In my explanation, I get the $680 in my pocket and get the use of a WM TS at a great savings over renting (whether in an exchange or a direct reservation).


----------



## bnoble

> When you buy a timeshare, you buy access to much more expensive units if you exchange. This can't be left out.


I happen to agree with you---this year, including opportunity costs, exchange fees, etc. etc., I've been getting DVC units for about 15% less than the owners pay in MF, let alone what it would cost to rent from _any_ outlet.  The leverage has been tremendous.

However, if you are going to consider exchange, rather than rental-equivalence, you need some way of valuing the set of poential exchanges---and that set changes as owners change depositing habits, or as resort systems decide to change their reliance on exchagne to get tour traffic.  You can't rely only on the best possible outcome, because that outcome is far from certain; you have to consider the entire valuation at once.  It becomes impossible to quantify very quickly.

I'd be a lot more comfortable buying an interval with a positive rental-to-cost ratio (including opportunity costs) that happens to exchange well, than a negative ratio interval that's a tiger.  That way, if the exchnage landscape changes dramatically, you still have a postive-valued interval.

My estimation is that the risk of dramatic (negative) change in the exchange landscape is higher than the risk of dramatic change in rental/cost ratio for an interval.  There are exceptions---areas that will always be high-demand due to limited expansion opportunities---but they are definitely exceptions, not the rule.


----------



## PerryM

*Would of…should of…could of…*

We can all play an infinite number of games with the numbers, so here’s what I tell folks who ask me if a deal is good:

Take 1/20 cost of the timeshare + the MF and that should equal or less than the cost of renting the same exact unit from the developer.

That assumes you own the timeshare 20 years and it’s worthless at the end.

Beyond that we are all guessing as to:

1)	What the timeshare is worth 20 years from now
2)	What inflation will do
3)	What Lost Opportunity and Lost Savings is
4)	What discounts a person can wrangle out of the rental agency
5) The economy

Simple, quick, and gives you an answer in a few minutes.

If you want to spend hours of what-if games then that’s a form of entertainment that’s a freebee with timeshare ownership.


----------



## bnoble

Amusingly, 1/20th of the cost of the timeshare is a pretty darn close valuation to my OC figure (5% vs. 7%).  So, we come to very similar buy/don't buy conclusions, even though our rationales are different.

The only substantive difference: I want a rental/cost ratio greater than 1 by some margin.  As the rental/cost ratio approaches 1 from above, I'd rather not take on the ongoing burden of ownership, and would prefer to rent.

Obviously, if it approaches 1 from below, well, that's not a timeshare I'd be buying.

I guess the other difference is that, for intervals with enough direct-owner rental pricing information, I also prefer to use those rental costs.  They require little to no negotiation, but have restrictions that more accurately compare to using an owned week---no cancellation, book in advance, that sort of thing.  Rental direct from the developer is often artificially high, because the developer assumes the risk of a change in plans.  In a rental direct from an owner, the renter must assume that risk, and correspondingly pays a lower price.

*****

§ TASK REQUIREMENTS:
A) Rewrite everything in the timeshare thread from "Amusingly, 1/20th of" down to "rationales are different.", replacing "rationales" with "reasons".
B) Summarize the timeshare thread in two sentences.
C) Please continue the timeshare thread from the point where it stops.
The records after this point are separate material, apart from the timeshare thread.

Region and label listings
*****

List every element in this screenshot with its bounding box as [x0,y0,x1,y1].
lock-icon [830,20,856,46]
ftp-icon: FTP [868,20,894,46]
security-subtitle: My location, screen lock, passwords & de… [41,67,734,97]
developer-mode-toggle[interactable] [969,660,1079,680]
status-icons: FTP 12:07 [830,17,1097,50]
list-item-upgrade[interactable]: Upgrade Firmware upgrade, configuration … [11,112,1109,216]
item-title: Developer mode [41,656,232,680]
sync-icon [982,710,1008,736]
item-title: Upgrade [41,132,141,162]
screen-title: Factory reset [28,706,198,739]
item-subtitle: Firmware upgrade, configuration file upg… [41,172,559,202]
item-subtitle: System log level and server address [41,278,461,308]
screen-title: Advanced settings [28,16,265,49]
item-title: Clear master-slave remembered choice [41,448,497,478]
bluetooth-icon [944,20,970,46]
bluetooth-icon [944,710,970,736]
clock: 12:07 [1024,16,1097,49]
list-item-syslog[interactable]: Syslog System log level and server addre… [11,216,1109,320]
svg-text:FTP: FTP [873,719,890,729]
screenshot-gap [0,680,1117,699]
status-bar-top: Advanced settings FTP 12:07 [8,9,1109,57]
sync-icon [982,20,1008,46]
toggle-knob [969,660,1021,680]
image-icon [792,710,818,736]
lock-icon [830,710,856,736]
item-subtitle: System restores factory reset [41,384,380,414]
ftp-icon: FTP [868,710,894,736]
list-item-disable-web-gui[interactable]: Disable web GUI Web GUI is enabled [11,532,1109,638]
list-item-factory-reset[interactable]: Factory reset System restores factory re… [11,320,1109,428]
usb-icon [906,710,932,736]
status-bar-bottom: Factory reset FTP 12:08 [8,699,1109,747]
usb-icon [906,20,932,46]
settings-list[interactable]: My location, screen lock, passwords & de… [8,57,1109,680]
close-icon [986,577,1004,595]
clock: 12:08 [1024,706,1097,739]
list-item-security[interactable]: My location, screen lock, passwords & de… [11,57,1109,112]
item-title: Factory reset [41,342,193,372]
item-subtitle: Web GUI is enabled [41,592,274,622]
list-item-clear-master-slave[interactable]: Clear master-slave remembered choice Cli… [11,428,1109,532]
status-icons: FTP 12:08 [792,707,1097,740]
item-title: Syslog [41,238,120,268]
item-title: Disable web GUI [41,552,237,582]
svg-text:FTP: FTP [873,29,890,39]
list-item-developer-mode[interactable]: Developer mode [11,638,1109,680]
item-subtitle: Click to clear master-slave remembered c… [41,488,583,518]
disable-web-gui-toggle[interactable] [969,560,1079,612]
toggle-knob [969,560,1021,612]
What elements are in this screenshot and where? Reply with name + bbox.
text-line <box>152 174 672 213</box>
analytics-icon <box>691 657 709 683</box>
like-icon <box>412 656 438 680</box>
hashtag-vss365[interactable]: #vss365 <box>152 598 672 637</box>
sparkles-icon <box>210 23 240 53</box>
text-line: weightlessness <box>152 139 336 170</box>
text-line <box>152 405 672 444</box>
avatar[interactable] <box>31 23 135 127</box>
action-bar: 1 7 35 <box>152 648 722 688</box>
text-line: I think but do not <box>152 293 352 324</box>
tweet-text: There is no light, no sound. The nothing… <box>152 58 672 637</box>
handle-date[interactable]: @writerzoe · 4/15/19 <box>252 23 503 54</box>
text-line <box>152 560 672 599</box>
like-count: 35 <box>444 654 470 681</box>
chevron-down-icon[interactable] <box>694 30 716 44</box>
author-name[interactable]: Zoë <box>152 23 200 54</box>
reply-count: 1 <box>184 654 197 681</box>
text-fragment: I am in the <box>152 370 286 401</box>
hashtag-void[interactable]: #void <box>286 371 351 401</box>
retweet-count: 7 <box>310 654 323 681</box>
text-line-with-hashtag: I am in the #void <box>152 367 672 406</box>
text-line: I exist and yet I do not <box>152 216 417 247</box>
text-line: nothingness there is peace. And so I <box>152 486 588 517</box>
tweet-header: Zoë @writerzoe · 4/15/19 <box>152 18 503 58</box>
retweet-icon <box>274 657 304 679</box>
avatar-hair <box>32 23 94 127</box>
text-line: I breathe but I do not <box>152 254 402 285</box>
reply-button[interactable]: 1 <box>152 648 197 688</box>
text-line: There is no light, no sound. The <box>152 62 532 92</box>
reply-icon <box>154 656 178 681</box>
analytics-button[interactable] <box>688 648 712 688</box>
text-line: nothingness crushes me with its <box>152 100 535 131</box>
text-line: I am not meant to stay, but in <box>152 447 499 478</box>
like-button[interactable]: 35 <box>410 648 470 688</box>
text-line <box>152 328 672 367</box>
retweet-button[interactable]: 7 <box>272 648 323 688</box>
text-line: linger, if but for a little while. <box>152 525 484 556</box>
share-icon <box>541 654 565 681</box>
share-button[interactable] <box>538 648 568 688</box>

*****

§ TASK RESPONSES:
A)
Amusingly, 1/20th of the cost of the timeshare is a pretty darn close valuation to my OC figure (5% vs. 7%).  So, we come to very similar buy/don't buy conclusions, even though our reasons are different.

B) One poster argues that exchange value is hard to quantify and can change, so an interval should have a positive rental-to-cost ratio on its own, while another suggests that 1/20 of the purchase cost plus maintenance fees should be no more than renting the same unit from the developer. The first poster finds that the two methods reach similar buy/don't buy conclusions but wants a ratio above 1 by some margin and prefers direct-owner rental prices, since developer rentals are often artificially high.

C)
----------



## FLYNZ4

mshatty said:


> IMO, putting an extra $16,550 into a purchase price seems to be THE lost opportunity because I would be unable to invest and use it.  To recover the return in your example, you have to use the asset for frequent short trips and sell the asset to recover your opportunity and appreciated return.  Otherwise, the appreciation of the asset value is not realized and only a phantom gain.  When you sell the NHK asset, you no longer have it to use and the HK savings are gone too.
> 
> With a HK account, one has the $16,550 to invest to cover the HK costs and he doesn't have to sell his credits to realize any gain.  (Depending on your acquisition cost, I agree the HK account will mostly depreciate and not appreciate in value).
> 
> As you can see, I'd rather keep my money in my pocket instead of someone else's.


Mike,

Yes... in your example... at the end of your timeshare use period (however long)... you still have the $16,550... and that is all you have.   You spent the interest on HK fees.    Your WM HK account has also depreciated to a lower value.

In LLW's case... She still has the contract that is worth the $16,550 premium (and probably more)... plus the value of the "base credits" in her account has probably not gone down in value as much as yours either, since it is tied to a NHK account.  I think she is getting a better deal providing that the dollar value of saved HK fees equals the interest that she would have received on the $16,550.

In my personal case... the premium that I paid for my NHK account has paid for itself many times over in saved HK charges... but I use mine a ton, plus I bought when the premium was miniscule (about $0.15/credit).   In fact... I have saved over $10K in HK charges (219 total reservations, minus 50 tokens = 169 extra NHK reservations)... which is about 10X the premium that I paid for my NHK!!!   LLW... what is that return? 

/Jim


----------



## LLW

PerryM said:


> We can all play an infinite number of games with the numbers, so here’s what I tell folks who ask me if a deal is good:
> 
> Take 1/20 cost of the timeshare + the MF and that should *equal or exceed *the cost of renting the same exact unit from the developer.
> 
> That assumes you own the timeshare 20 years and it’s worthless at the end.
> 
> Beyond that we are all guessing as to:
> 
> 1)	What the timeshare is worth 20 years from now
> 2)	What inflation will do
> 3)	What Lost Opportunity and Lost Savings is
> 4)	What discounts a person can wrangle out of the rental agency
> 5) The economy
> 
> Simple, quick, and gives you an answer in a few minutes.
> 
> If you want to spend hours of what-if games then that’s a form of entertainment that’s a freebee with timeshare ownership.




I believe there is a mental typo  in the above boldfaced phrase - it should be "be equal to or less than".


----------



## Steamboat Bill

PerryM said:


> In my daily life I never worry about lost opportunity.



Can I interest you in investing in some Florida swamp land or some Bear Sterns stock?



PerryM said:


> Only when timeshares are discussed is the topic of “Lost Opportunity” brought up (except in B school).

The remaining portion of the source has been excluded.